Short exercise →
Copy all lines below exactly as written. Leave pictures out.

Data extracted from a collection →

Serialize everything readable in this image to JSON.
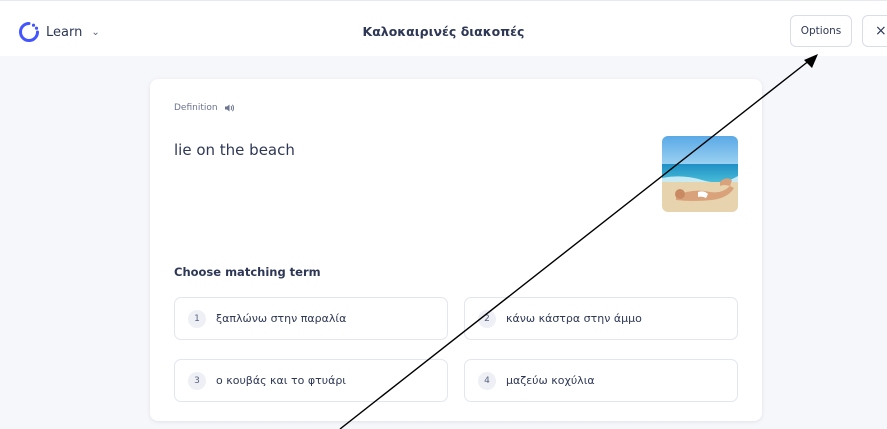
{
  "header": {
    "mode_label": "Learn",
    "set_title": "Καλοκαιρινές διακοπές",
    "options_label": "Options",
    "close_label": "×"
  },
  "card": {
    "definition_label": "Definition",
    "definition_text": "lie on the beach",
    "choose_label": "Choose matching term",
    "options": [
      {
        "number": "1",
        "text": "ξαπλώνω στην παραλία"
      },
      {
        "number": "2",
        "text": "κάνω κάστρα στην άμμο"
      },
      {
        "number": "3",
        "text": "ο κουβάς και το φτυάρι"
      },
      {
        "number": "4",
        "text": "μαζεύω κοχύλια"
      }
    ]
  },
  "icons": {
    "logo": "learn-progress-ring-icon",
    "mode_dropdown": "chevron-down-icon",
    "audio": "speaker-icon",
    "close": "close-icon"
  },
  "colors": {
    "accent": "#4255ff",
    "text": "#2e3856",
    "background": "#f6f7fb"
  }
}
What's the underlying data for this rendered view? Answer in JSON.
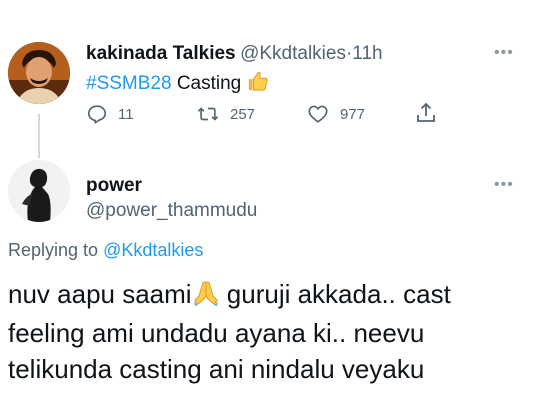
{
  "parent_tweet": {
    "author_name": "kakinada Talkies",
    "author_handle": "@Kkdtalkies",
    "separator": "·",
    "time_ago": "11h",
    "hashtag": "#SSMB28",
    "text_after_hashtag": "Casting",
    "emoji": "thumbs-up",
    "reply_count": "11",
    "retweet_count": "257",
    "like_count": "977",
    "more_label": "•••"
  },
  "reply_tweet": {
    "author_name": "power",
    "author_handle": "@power_thammudu",
    "more_label": "•••",
    "replying_to_prefix": "Replying to",
    "replying_to_handle": "@Kkdtalkies",
    "line1_before_emoji": "nuv aapu saami",
    "emoji": "folded-hands",
    "line1_after_emoji": " guruji akkada.. cast",
    "line2": "feeling ami undadu ayana ki.. neevu",
    "line3": "telikunda casting ani nindalu veyaku"
  },
  "colors": {
    "link": "#1d9bf0",
    "secondary_text": "#536471",
    "primary_text": "#0f1419",
    "thread_line": "#cfd9de"
  }
}
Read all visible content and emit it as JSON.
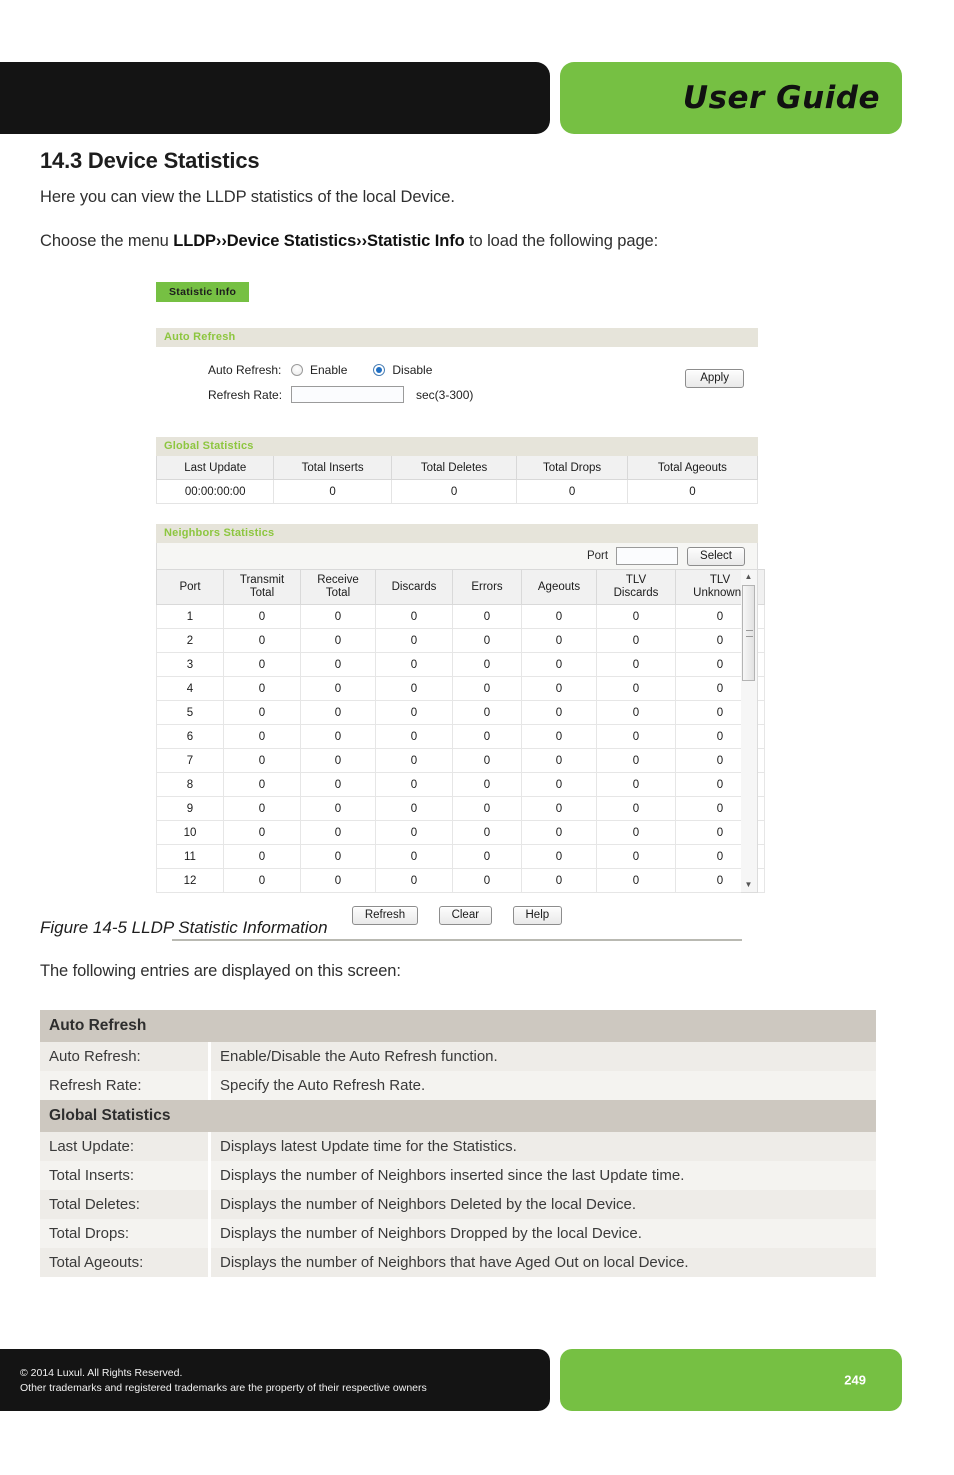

Complete answer →
Serialize everything readable in this image to JSON.
{
  "header": {
    "mode_label": "Learn",
    "set_title": "Καλοκαιρινές διακοπές",
    "options_label": "Options",
    "close_label": "×"
  },
  "card": {
    "definition_label": "Definition",
    "definition_text": "lie on the beach",
    "choose_label": "Choose matching term",
    "options": [
      {
        "number": "1",
        "text": "ξαπλώνω στην παραλία"
      },
      {
        "number": "2",
        "text": "κάνω κάστρα στην άμμο"
      },
      {
        "number": "3",
        "text": "ο κουβάς και το φτυάρι"
      },
      {
        "number": "4",
        "text": "μαζεύω κοχύλια"
      }
    ]
  },
  "icons": {
    "logo": "learn-progress-ring-icon",
    "mode_dropdown": "chevron-down-icon",
    "audio": "speaker-icon",
    "close": "close-icon"
  },
  "colors": {
    "accent": "#4255ff",
    "text": "#2e3856",
    "background": "#f6f7fb"
  }
}
What's the underlying data for this rendered view? Answer in JSON.
{
  "parent_tweet": {
    "author_name": "kakinada Talkies",
    "author_handle": "@Kkdtalkies",
    "separator": "·",
    "time_ago": "11h",
    "hashtag": "#SSMB28",
    "text_after_hashtag": "Casting",
    "emoji": "thumbs-up",
    "reply_count": "11",
    "retweet_count": "257",
    "like_count": "977",
    "more_label": "•••"
  },
  "reply_tweet": {
    "author_name": "power",
    "author_handle": "@power_thammudu",
    "more_label": "•••",
    "replying_to_prefix": "Replying to",
    "replying_to_handle": "@Kkdtalkies",
    "line1_before_emoji": "nuv aapu saami",
    "emoji": "folded-hands",
    "line1_after_emoji": " guruji akkada.. cast",
    "line2": "feeling ami undadu ayana ki.. neevu",
    "line3": "telikunda casting ani nindalu veyaku"
  },
  "colors": {
    "link": "#1d9bf0",
    "secondary_text": "#536471",
    "primary_text": "#0f1419",
    "thread_line": "#cfd9de"
  }
}
Read all visible content and emit it as JSON.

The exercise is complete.